(Dataset entries)
--- --- ---

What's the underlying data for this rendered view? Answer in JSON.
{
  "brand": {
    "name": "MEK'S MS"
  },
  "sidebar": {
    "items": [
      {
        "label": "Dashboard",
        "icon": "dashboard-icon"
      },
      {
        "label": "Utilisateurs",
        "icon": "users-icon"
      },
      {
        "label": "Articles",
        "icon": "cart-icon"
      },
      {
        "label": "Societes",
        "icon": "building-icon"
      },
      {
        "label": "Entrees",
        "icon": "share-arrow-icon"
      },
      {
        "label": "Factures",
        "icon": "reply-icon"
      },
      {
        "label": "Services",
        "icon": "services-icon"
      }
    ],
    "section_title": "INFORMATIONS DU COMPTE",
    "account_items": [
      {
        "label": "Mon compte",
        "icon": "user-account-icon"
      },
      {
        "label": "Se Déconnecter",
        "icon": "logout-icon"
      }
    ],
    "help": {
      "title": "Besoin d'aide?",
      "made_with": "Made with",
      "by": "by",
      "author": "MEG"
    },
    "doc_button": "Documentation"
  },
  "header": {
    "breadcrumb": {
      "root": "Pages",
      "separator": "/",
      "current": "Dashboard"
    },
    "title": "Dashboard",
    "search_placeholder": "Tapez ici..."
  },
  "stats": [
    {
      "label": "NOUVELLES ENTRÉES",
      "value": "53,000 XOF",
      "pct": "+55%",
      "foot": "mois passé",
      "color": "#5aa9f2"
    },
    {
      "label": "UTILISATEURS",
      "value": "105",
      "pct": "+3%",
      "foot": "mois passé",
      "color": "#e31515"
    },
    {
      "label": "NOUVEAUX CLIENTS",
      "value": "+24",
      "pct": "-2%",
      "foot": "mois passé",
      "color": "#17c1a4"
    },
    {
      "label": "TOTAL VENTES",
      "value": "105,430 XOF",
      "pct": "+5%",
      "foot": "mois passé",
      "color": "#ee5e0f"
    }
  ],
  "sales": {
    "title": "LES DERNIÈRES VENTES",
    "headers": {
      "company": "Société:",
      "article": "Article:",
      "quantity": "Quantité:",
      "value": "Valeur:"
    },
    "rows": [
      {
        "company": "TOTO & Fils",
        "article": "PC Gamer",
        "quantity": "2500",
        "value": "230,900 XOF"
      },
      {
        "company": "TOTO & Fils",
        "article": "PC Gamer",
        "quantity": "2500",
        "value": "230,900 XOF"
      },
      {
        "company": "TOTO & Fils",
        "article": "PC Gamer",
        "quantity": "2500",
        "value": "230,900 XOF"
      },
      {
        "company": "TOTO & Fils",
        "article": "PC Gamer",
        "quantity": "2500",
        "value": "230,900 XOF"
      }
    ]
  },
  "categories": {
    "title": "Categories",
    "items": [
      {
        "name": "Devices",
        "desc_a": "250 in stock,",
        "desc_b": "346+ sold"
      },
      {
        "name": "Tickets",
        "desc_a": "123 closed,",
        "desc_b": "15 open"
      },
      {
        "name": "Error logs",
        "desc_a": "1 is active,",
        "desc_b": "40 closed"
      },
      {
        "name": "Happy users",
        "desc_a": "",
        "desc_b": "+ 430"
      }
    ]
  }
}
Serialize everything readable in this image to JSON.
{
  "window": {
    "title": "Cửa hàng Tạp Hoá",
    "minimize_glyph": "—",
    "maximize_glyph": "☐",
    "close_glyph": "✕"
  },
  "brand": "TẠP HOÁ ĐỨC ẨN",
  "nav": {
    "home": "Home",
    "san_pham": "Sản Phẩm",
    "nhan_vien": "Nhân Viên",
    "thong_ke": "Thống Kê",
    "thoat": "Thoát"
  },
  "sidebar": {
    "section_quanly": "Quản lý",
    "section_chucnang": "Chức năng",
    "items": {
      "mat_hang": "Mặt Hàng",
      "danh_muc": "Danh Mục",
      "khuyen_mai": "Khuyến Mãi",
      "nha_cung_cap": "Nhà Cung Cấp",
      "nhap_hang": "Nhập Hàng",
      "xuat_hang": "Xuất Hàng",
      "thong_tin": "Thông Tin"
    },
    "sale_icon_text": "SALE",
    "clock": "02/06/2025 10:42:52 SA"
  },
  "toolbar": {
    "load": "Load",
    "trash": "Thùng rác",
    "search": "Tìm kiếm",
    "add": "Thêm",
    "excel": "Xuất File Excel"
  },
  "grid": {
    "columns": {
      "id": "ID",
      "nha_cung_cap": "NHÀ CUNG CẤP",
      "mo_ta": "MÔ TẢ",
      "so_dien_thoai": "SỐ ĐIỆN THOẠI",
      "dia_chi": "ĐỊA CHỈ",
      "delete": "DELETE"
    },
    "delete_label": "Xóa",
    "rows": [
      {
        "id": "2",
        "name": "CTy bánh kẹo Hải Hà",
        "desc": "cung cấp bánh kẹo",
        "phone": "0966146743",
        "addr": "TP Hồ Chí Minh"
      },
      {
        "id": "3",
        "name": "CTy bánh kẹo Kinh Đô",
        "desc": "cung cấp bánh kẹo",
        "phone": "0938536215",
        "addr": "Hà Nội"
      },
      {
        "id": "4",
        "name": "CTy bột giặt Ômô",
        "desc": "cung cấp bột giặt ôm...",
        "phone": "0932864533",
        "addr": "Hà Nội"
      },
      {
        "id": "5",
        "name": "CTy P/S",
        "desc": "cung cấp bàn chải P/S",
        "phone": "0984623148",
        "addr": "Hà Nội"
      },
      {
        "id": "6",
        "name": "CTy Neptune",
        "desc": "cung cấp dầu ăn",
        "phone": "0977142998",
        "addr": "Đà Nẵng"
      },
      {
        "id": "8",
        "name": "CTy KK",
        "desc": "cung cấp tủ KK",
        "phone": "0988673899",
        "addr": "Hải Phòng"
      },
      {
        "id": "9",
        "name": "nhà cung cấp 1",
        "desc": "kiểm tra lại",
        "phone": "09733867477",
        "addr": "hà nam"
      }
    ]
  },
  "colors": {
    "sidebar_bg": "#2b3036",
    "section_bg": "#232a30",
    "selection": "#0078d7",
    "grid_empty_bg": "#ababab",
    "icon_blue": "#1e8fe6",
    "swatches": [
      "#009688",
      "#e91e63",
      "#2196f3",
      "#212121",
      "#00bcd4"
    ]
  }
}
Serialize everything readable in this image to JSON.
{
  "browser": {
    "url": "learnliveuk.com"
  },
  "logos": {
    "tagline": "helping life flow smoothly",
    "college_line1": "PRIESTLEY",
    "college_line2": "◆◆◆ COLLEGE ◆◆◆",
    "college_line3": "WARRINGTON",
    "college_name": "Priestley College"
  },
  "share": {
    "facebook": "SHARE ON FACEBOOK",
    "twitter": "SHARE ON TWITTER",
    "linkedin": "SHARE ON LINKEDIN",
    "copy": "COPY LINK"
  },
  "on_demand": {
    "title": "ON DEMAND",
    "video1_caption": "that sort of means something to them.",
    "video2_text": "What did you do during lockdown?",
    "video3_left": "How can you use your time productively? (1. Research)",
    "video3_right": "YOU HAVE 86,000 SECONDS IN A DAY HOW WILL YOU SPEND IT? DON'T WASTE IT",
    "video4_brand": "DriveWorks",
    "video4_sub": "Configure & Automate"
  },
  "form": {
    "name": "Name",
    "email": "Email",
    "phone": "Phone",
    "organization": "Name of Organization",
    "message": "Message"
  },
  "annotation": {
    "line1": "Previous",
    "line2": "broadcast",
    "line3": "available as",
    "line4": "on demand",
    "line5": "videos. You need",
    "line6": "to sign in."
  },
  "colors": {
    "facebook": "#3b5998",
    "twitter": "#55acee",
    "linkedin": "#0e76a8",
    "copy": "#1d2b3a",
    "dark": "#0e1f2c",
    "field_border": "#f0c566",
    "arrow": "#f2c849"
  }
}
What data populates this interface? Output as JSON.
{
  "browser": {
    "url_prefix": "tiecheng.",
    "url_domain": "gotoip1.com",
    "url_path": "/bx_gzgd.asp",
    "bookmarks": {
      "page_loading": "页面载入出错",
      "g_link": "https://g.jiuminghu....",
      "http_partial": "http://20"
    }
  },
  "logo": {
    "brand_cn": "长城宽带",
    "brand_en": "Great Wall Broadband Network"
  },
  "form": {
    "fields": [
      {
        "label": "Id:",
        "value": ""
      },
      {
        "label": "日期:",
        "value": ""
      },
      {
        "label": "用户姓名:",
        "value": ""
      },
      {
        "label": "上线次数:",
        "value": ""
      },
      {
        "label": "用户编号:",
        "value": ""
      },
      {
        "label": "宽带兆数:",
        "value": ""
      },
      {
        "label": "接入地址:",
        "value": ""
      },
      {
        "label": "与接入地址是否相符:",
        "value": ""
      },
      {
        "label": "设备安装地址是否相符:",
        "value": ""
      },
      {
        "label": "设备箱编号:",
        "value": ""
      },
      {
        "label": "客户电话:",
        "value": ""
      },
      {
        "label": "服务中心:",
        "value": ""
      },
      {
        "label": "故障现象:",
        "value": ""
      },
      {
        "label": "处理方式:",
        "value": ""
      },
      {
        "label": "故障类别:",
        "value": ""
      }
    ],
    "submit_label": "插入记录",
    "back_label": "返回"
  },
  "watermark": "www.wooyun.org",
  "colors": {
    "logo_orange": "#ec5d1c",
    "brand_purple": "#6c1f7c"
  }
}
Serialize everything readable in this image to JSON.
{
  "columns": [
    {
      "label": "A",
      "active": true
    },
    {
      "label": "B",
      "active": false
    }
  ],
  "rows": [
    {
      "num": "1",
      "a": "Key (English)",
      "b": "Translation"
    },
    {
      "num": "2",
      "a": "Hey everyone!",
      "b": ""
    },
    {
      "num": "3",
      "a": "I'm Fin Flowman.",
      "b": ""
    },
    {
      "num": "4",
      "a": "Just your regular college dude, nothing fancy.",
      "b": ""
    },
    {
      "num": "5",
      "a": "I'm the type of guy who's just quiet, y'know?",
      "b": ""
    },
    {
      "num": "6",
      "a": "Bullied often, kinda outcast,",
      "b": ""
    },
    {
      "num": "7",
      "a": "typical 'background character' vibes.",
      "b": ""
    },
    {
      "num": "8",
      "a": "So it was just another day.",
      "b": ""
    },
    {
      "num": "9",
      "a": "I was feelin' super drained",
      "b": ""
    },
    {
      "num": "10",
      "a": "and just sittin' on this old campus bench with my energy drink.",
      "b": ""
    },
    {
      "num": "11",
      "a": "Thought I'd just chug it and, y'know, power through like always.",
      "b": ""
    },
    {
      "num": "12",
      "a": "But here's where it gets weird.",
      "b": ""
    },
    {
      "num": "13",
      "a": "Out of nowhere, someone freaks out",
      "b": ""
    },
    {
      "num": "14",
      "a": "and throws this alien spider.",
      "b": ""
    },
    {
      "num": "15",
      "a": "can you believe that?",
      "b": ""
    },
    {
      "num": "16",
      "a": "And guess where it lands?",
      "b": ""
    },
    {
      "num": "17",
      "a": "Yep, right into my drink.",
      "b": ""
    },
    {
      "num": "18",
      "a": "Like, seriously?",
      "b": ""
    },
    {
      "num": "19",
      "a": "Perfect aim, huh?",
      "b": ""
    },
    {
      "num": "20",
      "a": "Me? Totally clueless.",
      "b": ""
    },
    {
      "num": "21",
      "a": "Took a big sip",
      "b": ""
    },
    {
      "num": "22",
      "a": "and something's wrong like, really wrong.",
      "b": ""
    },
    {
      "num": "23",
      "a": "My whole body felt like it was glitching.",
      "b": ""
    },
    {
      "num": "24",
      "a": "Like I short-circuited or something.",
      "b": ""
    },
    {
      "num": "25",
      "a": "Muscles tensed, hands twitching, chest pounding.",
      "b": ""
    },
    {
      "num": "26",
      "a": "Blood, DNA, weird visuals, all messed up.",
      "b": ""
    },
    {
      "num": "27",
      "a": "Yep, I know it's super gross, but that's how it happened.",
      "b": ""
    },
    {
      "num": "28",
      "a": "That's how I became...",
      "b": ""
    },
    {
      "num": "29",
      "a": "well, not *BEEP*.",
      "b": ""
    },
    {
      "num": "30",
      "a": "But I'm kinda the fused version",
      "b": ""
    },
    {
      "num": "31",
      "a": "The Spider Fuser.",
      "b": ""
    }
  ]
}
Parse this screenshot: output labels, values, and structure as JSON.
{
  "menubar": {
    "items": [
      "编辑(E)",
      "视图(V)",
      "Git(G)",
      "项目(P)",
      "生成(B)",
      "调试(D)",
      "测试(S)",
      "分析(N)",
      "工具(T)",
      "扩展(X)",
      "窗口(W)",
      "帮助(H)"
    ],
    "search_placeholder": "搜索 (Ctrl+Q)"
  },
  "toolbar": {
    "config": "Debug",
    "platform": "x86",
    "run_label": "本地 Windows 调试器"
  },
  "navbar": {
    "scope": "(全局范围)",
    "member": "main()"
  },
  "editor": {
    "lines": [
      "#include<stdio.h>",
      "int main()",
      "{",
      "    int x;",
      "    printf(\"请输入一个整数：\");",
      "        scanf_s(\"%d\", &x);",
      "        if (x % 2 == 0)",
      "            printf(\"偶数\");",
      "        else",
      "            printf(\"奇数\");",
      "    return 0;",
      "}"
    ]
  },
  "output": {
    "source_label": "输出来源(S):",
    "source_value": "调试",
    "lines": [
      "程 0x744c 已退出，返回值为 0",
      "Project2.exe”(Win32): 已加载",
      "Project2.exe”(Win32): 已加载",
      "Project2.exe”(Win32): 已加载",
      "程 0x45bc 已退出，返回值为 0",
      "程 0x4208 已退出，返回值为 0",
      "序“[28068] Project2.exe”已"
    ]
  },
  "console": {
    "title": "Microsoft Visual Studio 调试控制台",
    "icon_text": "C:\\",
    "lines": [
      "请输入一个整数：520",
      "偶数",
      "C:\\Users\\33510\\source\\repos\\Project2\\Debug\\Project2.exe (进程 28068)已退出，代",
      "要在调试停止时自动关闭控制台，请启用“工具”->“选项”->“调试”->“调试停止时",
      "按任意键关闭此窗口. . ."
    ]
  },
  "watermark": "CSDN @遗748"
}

--- --- ---

→ **YOUR GOAL**
Each line that holds the word "drink" should be extracted from the records.

→ **RESPONSE**
      "a": "and just sittin' on this old campus bench with my energy drink.",
      "a": "Yep, right into my drink.",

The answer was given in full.